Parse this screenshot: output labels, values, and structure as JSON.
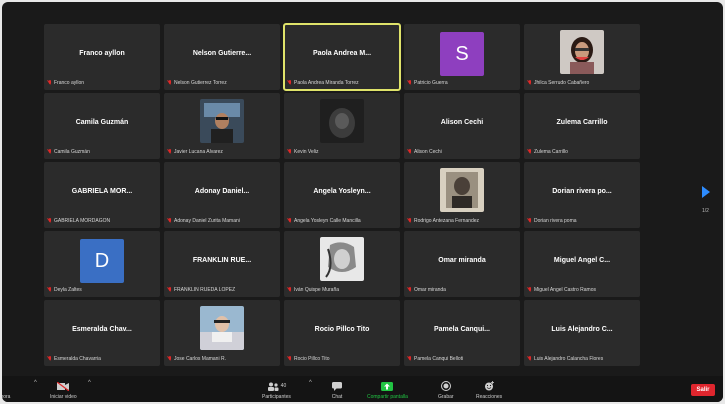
{
  "tiles": [
    {
      "name": "Franco ayllon",
      "label": "Franco ayllon",
      "type": "name"
    },
    {
      "name": "Nelson Gutierre...",
      "label": "Nelson Gutierrez Torrez",
      "type": "name"
    },
    {
      "name": "Paola Andrea M...",
      "label": "Paola Andrea Miranda Torrez",
      "type": "name",
      "active": true
    },
    {
      "name": "S",
      "label": "Patricio Guerra",
      "type": "letter",
      "color": "#8e3fbf"
    },
    {
      "name": "",
      "label": "Jhilca Serrudo Cabañero",
      "type": "photo",
      "photo": "woman-photo"
    },
    {
      "name": "Camila Guzmán",
      "label": "Camila Guzmán",
      "type": "name"
    },
    {
      "name": "",
      "label": "Javier Lucana Alvarez",
      "type": "photo",
      "photo": "man-photo"
    },
    {
      "name": "",
      "label": "Kevin Veliz",
      "type": "photo",
      "photo": "dark-photo"
    },
    {
      "name": "Alison Cechi",
      "label": "Alison Cechi",
      "type": "name"
    },
    {
      "name": "Zulema Carrillo",
      "label": "Zulema Carrillo",
      "type": "name"
    },
    {
      "name": "GABRIELA MOR...",
      "label": "GABRIELA MORDAGON",
      "type": "name"
    },
    {
      "name": "Adonay Daniel...",
      "label": "Adonay Daniel Zurita Mamani",
      "type": "name"
    },
    {
      "name": "Angela Yosleyn...",
      "label": "Angela Yosleyn Calle Mancilla",
      "type": "name"
    },
    {
      "name": "",
      "label": "Rodrigo Antezana Fernandez",
      "type": "photo",
      "photo": "art-photo"
    },
    {
      "name": "Dorian rivera po...",
      "label": "Dorian rivera poma",
      "type": "name"
    },
    {
      "name": "D",
      "label": "Deyla Zaltes",
      "type": "letter",
      "color": "#3a6fc4"
    },
    {
      "name": "FRANKLIN RUE...",
      "label": "FRANKLIN RUEDA LOPEZ",
      "type": "name"
    },
    {
      "name": "",
      "label": "Iván Quispe Muraña",
      "type": "photo",
      "photo": "sketch-photo"
    },
    {
      "name": "Omar miranda",
      "label": "Omar miranda",
      "type": "name"
    },
    {
      "name": "Miguel Angel C...",
      "label": "Miguel Angel Castro Ramos",
      "type": "name"
    },
    {
      "name": "Esmeralda Chav...",
      "label": "Esmeralda Chavarria",
      "type": "name"
    },
    {
      "name": "",
      "label": "Jose Carlos Mamani R.",
      "type": "photo",
      "photo": "car-photo"
    },
    {
      "name": "Rocio Pillco Tito",
      "label": "Rocio Pillco Tito",
      "type": "name"
    },
    {
      "name": "Pamela Canqui...",
      "label": "Pamela Canqui Belloti",
      "type": "name"
    },
    {
      "name": "Luis Alejandro C...",
      "label": "Luis Alejandro Calancha Flores",
      "type": "name"
    }
  ],
  "pager": {
    "indicator": "1/2"
  },
  "toolbar": {
    "unmute_label": "rabora",
    "video_label": "Iniciar video",
    "participants_label": "Participantes",
    "participants_count": "40",
    "chat_label": "Chat",
    "share_label": "Compartir pantalla",
    "record_label": "Grabar",
    "reactions_label": "Reacciones",
    "leave_label": "Salir"
  },
  "colors": {
    "active_border": "#dfe36a",
    "share_green": "#21c443",
    "leave_red": "#e0262e",
    "pager_blue": "#2d8cff"
  }
}
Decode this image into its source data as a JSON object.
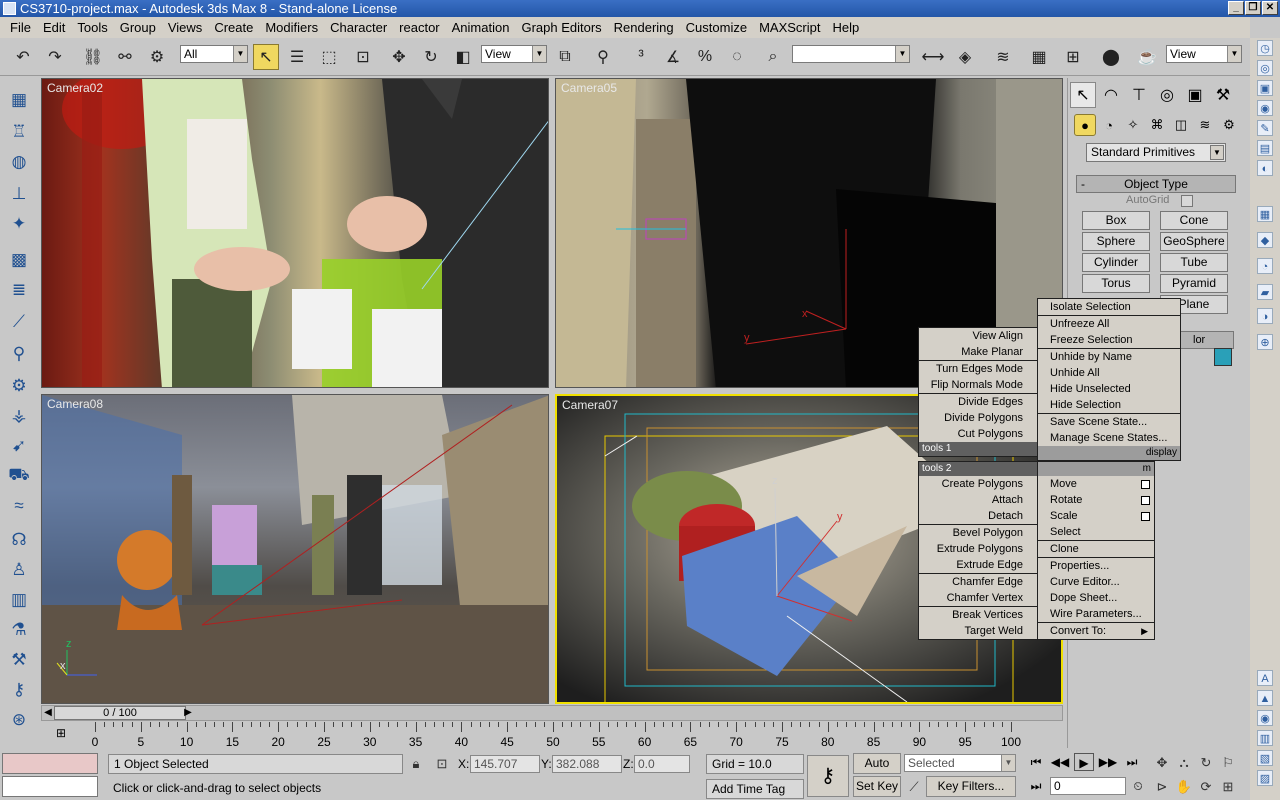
{
  "window": {
    "title": "CS3710-project.max - Autodesk 3ds Max 8  - Stand-alone License"
  },
  "menu": [
    "File",
    "Edit",
    "Tools",
    "Group",
    "Views",
    "Create",
    "Modifiers",
    "Character",
    "reactor",
    "Animation",
    "Graph Editors",
    "Rendering",
    "Customize",
    "MAXScript",
    "Help"
  ],
  "toolbar": {
    "selection_filter": "All",
    "ref_coord": "View",
    "named_sel": "",
    "view_right": "View"
  },
  "viewports": [
    "Camera02",
    "Camera05",
    "Camera08",
    "Camera07"
  ],
  "command_panel": {
    "category": "Standard Primitives",
    "rollout_title": "Object Type",
    "autogrid": "AutoGrid",
    "primitives": [
      "Box",
      "Cone",
      "Sphere",
      "GeoSphere",
      "Cylinder",
      "Tube",
      "Torus",
      "Pyramid",
      "",
      "Plane"
    ],
    "color_label": "lor",
    "color_hex": "#2aa0b8"
  },
  "quad_menu": {
    "top_left": [
      "View Align",
      "Make Planar",
      "Turn Edges Mode",
      "Flip Normals Mode",
      "Divide Edges",
      "Divide Polygons",
      "Cut Polygons"
    ],
    "top_right": [
      "Isolate Selection",
      "Unfreeze All",
      "Freeze Selection",
      "Unhide by Name",
      "Unhide All",
      "Hide Unselected",
      "Hide Selection",
      "Save Scene State...",
      "Manage Scene States..."
    ],
    "title_tools1": "tools 1",
    "title_display": "display",
    "title_tools2": "tools 2",
    "title_transform": "m",
    "bottom_left": [
      "Create Polygons",
      "Attach",
      "Detach",
      "Bevel Polygon",
      "Extrude Polygons",
      "Extrude Edge",
      "Chamfer Edge",
      "Chamfer Vertex",
      "Break Vertices",
      "Target Weld"
    ],
    "bottom_right": [
      "Move",
      "Rotate",
      "Scale",
      "Select",
      "Clone",
      "Properties...",
      "Curve Editor...",
      "Dope Sheet...",
      "Wire Parameters...",
      "Convert To:"
    ]
  },
  "timeline": {
    "frame_display": "0 / 100",
    "ticks": [
      "0",
      "5",
      "10",
      "15",
      "20",
      "25",
      "30",
      "35",
      "40",
      "45",
      "50",
      "55",
      "60",
      "65",
      "70",
      "75",
      "80",
      "85",
      "90",
      "95",
      "100"
    ]
  },
  "status": {
    "selection": "1 Object Selected",
    "prompt": "Click or click-and-drag to select objects",
    "x_label": "X:",
    "x": "145.707",
    "y_label": "Y:",
    "y": "382.088",
    "z_label": "Z:",
    "z": "0.0",
    "grid": "Grid = 10.0",
    "add_time_tag": "Add Time Tag",
    "auto_key": "Auto Key",
    "set_key": "Set Key",
    "key_mode": "Selected",
    "key_filters": "Key Filters...",
    "current_frame": "0"
  }
}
════════
### Exercise aim
Write out each entry exactly as given, omitting any picture.

### Complete response
Parse this screenshot: output labels, values, and structure as JSON.
{
  "tiles": [
    {
      "name": "Franco ayllon",
      "label": "Franco ayllon",
      "type": "name"
    },
    {
      "name": "Nelson Gutierre...",
      "label": "Nelson Gutierrez Torrez",
      "type": "name"
    },
    {
      "name": "Paola Andrea M...",
      "label": "Paola Andrea Miranda Torrez",
      "type": "name",
      "active": true
    },
    {
      "name": "S",
      "label": "Patricio Guerra",
      "type": "letter",
      "color": "#8e3fbf"
    },
    {
      "name": "",
      "label": "Jhilca Serrudo Cabañero",
      "type": "photo",
      "photo": "woman-photo"
    },
    {
      "name": "Camila Guzmán",
      "label": "Camila Guzmán",
      "type": "name"
    },
    {
      "name": "",
      "label": "Javier Lucana Alvarez",
      "type": "photo",
      "photo": "man-photo"
    },
    {
      "name": "",
      "label": "Kevin Veliz",
      "type": "photo",
      "photo": "dark-photo"
    },
    {
      "name": "Alison Cechi",
      "label": "Alison Cechi",
      "type": "name"
    },
    {
      "name": "Zulema Carrillo",
      "label": "Zulema Carrillo",
      "type": "name"
    },
    {
      "name": "GABRIELA MOR...",
      "label": "GABRIELA MORDAGON",
      "type": "name"
    },
    {
      "name": "Adonay Daniel...",
      "label": "Adonay Daniel Zurita Mamani",
      "type": "name"
    },
    {
      "name": "Angela Yosleyn...",
      "label": "Angela Yosleyn Calle Mancilla",
      "type": "name"
    },
    {
      "name": "",
      "label": "Rodrigo Antezana Fernandez",
      "type": "photo",
      "photo": "art-photo"
    },
    {
      "name": "Dorian rivera po...",
      "label": "Dorian rivera poma",
      "type": "name"
    },
    {
      "name": "D",
      "label": "Deyla Zaltes",
      "type": "letter",
      "color": "#3a6fc4"
    },
    {
      "name": "FRANKLIN RUE...",
      "label": "FRANKLIN RUEDA LOPEZ",
      "type": "name"
    },
    {
      "name": "",
      "label": "Iván Quispe Muraña",
      "type": "photo",
      "photo": "sketch-photo"
    },
    {
      "name": "Omar miranda",
      "label": "Omar miranda",
      "type": "name"
    },
    {
      "name": "Miguel Angel C...",
      "label": "Miguel Angel Castro Ramos",
      "type": "name"
    },
    {
      "name": "Esmeralda Chav...",
      "label": "Esmeralda Chavarria",
      "type": "name"
    },
    {
      "name": "",
      "label": "Jose Carlos Mamani R.",
      "type": "photo",
      "photo": "car-photo"
    },
    {
      "name": "Rocio Pillco Tito",
      "label": "Rocio Pillco Tito",
      "type": "name"
    },
    {
      "name": "Pamela Canqui...",
      "label": "Pamela Canqui Belloti",
      "type": "name"
    },
    {
      "name": "Luis Alejandro C...",
      "label": "Luis Alejandro Calancha Flores",
      "type": "name"
    }
  ],
  "pager": {
    "indicator": "1/2"
  },
  "toolbar": {
    "unmute_label": "rabora",
    "video_label": "Iniciar video",
    "participants_label": "Participantes",
    "participants_count": "40",
    "chat_label": "Chat",
    "share_label": "Compartir pantalla",
    "record_label": "Grabar",
    "reactions_label": "Reacciones",
    "leave_label": "Salir"
  },
  "colors": {
    "active_border": "#dfe36a",
    "share_green": "#21c443",
    "leave_red": "#e0262e",
    "pager_blue": "#2d8cff"
  }
}
Decode this image into its source data as a JSON object.
{
  "window": {
    "title": "CS3710-project.max - Autodesk 3ds Max 8  - Stand-alone License"
  },
  "menu": [
    "File",
    "Edit",
    "Tools",
    "Group",
    "Views",
    "Create",
    "Modifiers",
    "Character",
    "reactor",
    "Animation",
    "Graph Editors",
    "Rendering",
    "Customize",
    "MAXScript",
    "Help"
  ],
  "toolbar": {
    "selection_filter": "All",
    "ref_coord": "View",
    "named_sel": "",
    "view_right": "View"
  },
  "viewports": [
    "Camera02",
    "Camera05",
    "Camera08",
    "Camera07"
  ],
  "command_panel": {
    "category": "Standard Primitives",
    "rollout_title": "Object Type",
    "autogrid": "AutoGrid",
    "primitives": [
      "Box",
      "Cone",
      "Sphere",
      "GeoSphere",
      "Cylinder",
      "Tube",
      "Torus",
      "Pyramid",
      "",
      "Plane"
    ],
    "color_label": "lor",
    "color_hex": "#2aa0b8"
  },
  "quad_menu": {
    "top_left": [
      "View Align",
      "Make Planar",
      "Turn Edges Mode",
      "Flip Normals Mode",
      "Divide Edges",
      "Divide Polygons",
      "Cut Polygons"
    ],
    "top_right": [
      "Isolate Selection",
      "Unfreeze All",
      "Freeze Selection",
      "Unhide by Name",
      "Unhide All",
      "Hide Unselected",
      "Hide Selection",
      "Save Scene State...",
      "Manage Scene States..."
    ],
    "title_tools1": "tools 1",
    "title_display": "display",
    "title_tools2": "tools 2",
    "title_transform": "m",
    "bottom_left": [
      "Create Polygons",
      "Attach",
      "Detach",
      "Bevel Polygon",
      "Extrude Polygons",
      "Extrude Edge",
      "Chamfer Edge",
      "Chamfer Vertex",
      "Break Vertices",
      "Target Weld"
    ],
    "bottom_right": [
      "Move",
      "Rotate",
      "Scale",
      "Select",
      "Clone",
      "Properties...",
      "Curve Editor...",
      "Dope Sheet...",
      "Wire Parameters...",
      "Convert To:"
    ]
  },
  "timeline": {
    "frame_display": "0 / 100",
    "ticks": [
      "0",
      "5",
      "10",
      "15",
      "20",
      "25",
      "30",
      "35",
      "40",
      "45",
      "50",
      "55",
      "60",
      "65",
      "70",
      "75",
      "80",
      "85",
      "90",
      "95",
      "100"
    ]
  },
  "status": {
    "selection": "1 Object Selected",
    "prompt": "Click or click-and-drag to select objects",
    "x_label": "X:",
    "x": "145.707",
    "y_label": "Y:",
    "y": "382.088",
    "z_label": "Z:",
    "z": "0.0",
    "grid": "Grid = 10.0",
    "add_time_tag": "Add Time Tag",
    "auto_key": "Auto Key",
    "set_key": "Set Key",
    "key_mode": "Selected",
    "key_filters": "Key Filters...",
    "current_frame": "0"
  }
}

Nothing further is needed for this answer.